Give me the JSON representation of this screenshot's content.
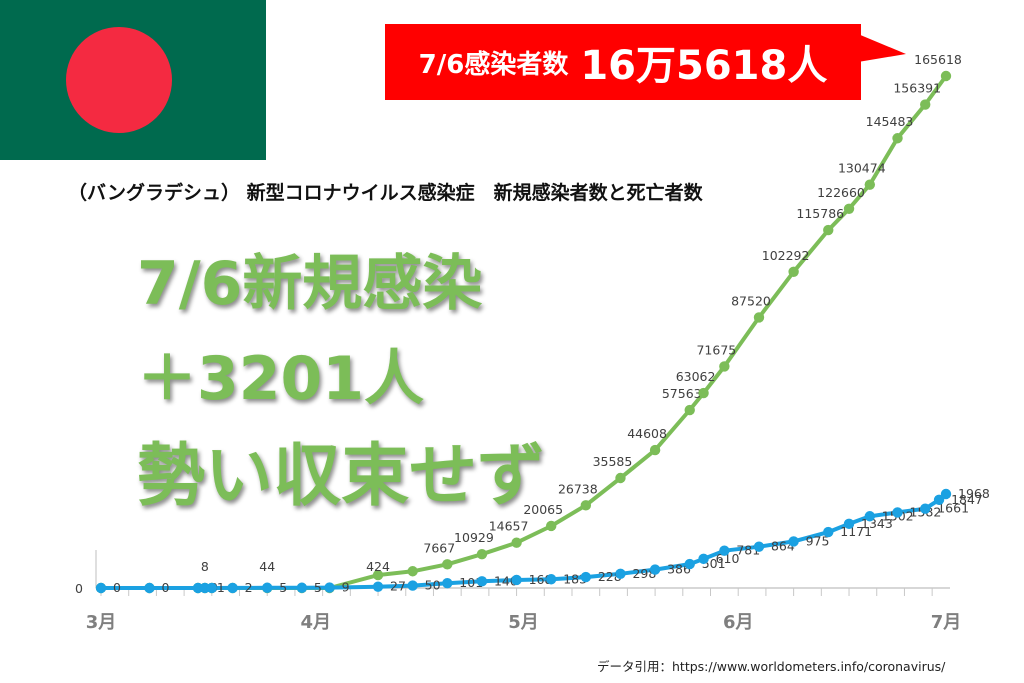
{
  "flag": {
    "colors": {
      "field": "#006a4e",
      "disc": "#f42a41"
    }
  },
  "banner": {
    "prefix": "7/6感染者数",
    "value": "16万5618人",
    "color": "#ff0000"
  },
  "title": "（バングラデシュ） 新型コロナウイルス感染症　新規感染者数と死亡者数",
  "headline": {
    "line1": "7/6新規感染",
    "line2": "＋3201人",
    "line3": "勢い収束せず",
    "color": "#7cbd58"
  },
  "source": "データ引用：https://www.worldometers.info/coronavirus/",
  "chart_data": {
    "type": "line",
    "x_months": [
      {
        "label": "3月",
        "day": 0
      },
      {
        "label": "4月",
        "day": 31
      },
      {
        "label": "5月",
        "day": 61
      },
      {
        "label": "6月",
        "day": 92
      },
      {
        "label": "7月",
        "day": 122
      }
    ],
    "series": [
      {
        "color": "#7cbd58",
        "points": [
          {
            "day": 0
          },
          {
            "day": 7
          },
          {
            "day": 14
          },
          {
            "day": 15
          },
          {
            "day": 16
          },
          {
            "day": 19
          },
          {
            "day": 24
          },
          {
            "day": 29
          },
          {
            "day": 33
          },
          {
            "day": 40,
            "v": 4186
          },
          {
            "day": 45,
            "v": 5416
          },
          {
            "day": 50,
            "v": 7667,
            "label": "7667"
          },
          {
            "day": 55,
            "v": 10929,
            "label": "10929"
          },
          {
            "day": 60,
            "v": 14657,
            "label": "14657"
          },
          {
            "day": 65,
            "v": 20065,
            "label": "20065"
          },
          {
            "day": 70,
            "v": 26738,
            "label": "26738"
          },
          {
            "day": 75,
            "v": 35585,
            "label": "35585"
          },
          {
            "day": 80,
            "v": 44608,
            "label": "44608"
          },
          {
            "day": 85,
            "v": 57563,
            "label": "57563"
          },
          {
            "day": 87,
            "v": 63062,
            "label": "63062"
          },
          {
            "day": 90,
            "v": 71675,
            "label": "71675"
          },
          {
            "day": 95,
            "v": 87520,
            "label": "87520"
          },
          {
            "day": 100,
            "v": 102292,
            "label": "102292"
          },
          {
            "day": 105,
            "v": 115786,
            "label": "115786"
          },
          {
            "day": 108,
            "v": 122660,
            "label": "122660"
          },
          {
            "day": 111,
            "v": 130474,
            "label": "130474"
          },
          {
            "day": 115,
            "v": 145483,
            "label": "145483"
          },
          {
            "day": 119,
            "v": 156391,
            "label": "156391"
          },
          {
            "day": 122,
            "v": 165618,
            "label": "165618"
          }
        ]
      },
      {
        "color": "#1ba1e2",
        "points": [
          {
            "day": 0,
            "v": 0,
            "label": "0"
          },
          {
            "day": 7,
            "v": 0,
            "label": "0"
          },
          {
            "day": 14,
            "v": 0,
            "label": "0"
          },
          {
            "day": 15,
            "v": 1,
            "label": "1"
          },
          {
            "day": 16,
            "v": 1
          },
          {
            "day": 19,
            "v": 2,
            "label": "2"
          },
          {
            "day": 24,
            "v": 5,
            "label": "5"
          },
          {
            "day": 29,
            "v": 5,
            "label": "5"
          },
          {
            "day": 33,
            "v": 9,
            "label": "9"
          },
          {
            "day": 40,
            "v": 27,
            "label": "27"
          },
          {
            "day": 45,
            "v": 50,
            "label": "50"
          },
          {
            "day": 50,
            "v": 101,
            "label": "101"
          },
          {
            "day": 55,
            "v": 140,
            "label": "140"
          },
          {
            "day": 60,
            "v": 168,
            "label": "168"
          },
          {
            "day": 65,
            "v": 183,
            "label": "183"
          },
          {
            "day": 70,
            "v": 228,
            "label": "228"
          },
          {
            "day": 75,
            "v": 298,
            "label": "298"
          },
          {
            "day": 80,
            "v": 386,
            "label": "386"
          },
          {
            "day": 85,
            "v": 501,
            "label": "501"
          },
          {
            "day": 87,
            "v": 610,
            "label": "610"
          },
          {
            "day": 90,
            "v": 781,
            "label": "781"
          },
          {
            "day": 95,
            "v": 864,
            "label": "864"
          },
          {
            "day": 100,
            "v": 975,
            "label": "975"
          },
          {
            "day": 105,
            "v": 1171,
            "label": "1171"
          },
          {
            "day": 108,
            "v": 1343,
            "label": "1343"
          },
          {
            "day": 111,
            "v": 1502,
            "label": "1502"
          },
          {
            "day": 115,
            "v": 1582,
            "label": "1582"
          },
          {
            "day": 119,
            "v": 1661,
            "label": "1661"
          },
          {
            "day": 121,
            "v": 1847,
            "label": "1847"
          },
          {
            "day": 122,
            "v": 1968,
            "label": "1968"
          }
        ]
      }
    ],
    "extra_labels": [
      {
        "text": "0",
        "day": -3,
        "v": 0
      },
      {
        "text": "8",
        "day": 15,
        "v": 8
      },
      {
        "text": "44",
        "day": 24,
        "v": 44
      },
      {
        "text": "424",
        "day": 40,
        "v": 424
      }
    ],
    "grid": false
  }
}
* * *
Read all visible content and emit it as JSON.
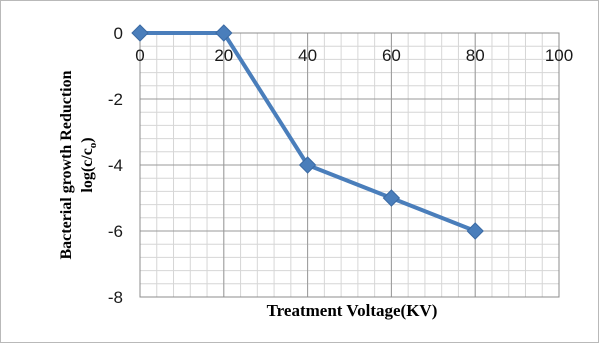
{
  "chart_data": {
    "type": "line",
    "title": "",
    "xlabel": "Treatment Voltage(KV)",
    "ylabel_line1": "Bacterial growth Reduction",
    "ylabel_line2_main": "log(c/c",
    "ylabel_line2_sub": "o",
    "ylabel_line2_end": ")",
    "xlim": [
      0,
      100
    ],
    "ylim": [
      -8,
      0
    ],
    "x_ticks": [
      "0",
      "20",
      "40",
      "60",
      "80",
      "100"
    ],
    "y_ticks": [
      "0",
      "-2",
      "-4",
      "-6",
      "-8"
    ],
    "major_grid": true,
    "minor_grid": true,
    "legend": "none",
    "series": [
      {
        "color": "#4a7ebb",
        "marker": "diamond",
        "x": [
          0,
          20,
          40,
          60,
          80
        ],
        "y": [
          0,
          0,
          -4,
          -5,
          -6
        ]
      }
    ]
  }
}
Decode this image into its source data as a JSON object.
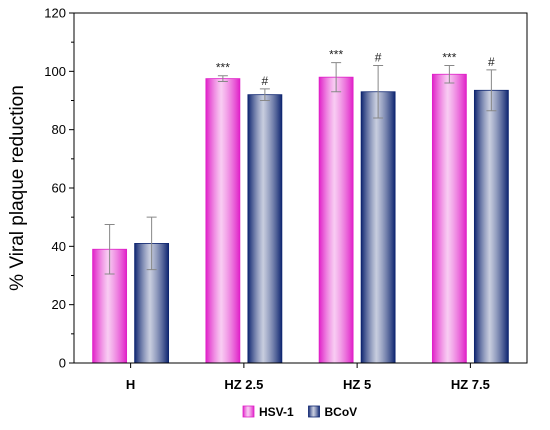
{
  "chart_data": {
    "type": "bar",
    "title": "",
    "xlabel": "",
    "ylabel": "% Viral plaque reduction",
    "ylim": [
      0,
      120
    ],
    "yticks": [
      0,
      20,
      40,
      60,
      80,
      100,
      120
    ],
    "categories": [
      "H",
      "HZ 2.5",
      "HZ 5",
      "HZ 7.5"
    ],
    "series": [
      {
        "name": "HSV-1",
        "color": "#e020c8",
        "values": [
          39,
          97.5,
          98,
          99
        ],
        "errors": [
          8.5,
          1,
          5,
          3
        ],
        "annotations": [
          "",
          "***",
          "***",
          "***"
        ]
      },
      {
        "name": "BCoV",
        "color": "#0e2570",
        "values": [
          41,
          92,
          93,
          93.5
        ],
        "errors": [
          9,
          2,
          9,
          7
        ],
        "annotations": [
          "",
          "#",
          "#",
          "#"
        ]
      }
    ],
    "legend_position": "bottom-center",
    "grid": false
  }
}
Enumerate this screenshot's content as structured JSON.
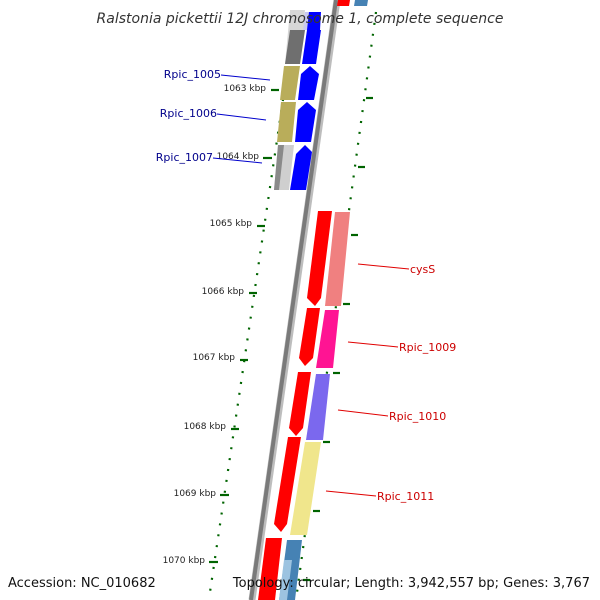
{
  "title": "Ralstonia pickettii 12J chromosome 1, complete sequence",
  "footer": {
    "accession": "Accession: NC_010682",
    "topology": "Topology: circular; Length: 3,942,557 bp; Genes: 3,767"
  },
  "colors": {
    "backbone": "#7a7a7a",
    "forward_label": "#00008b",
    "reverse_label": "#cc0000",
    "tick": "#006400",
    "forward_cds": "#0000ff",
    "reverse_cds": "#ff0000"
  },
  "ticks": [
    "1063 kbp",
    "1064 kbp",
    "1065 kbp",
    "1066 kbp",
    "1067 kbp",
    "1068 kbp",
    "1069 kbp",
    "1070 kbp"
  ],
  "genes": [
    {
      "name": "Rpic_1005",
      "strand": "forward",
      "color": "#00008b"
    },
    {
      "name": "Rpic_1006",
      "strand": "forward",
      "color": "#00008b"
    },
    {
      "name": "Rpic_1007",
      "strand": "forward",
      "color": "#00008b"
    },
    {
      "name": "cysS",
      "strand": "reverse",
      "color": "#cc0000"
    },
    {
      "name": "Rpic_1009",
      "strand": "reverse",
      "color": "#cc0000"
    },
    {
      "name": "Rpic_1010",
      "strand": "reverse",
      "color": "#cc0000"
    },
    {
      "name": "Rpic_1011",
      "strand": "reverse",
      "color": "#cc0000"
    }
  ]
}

■ THE TASK
Gather up, from the records above, each line where the word "title" appears.

■ ANSWER FOR THE TASK
  "title": "（バングラデシュ） 新型コロナウイルス感染症　新規感染者数と死亡者数",
    "title": "",
    "title": "",
  "title": "Ralstonia pickettii 12J chromosome 1, complete sequence",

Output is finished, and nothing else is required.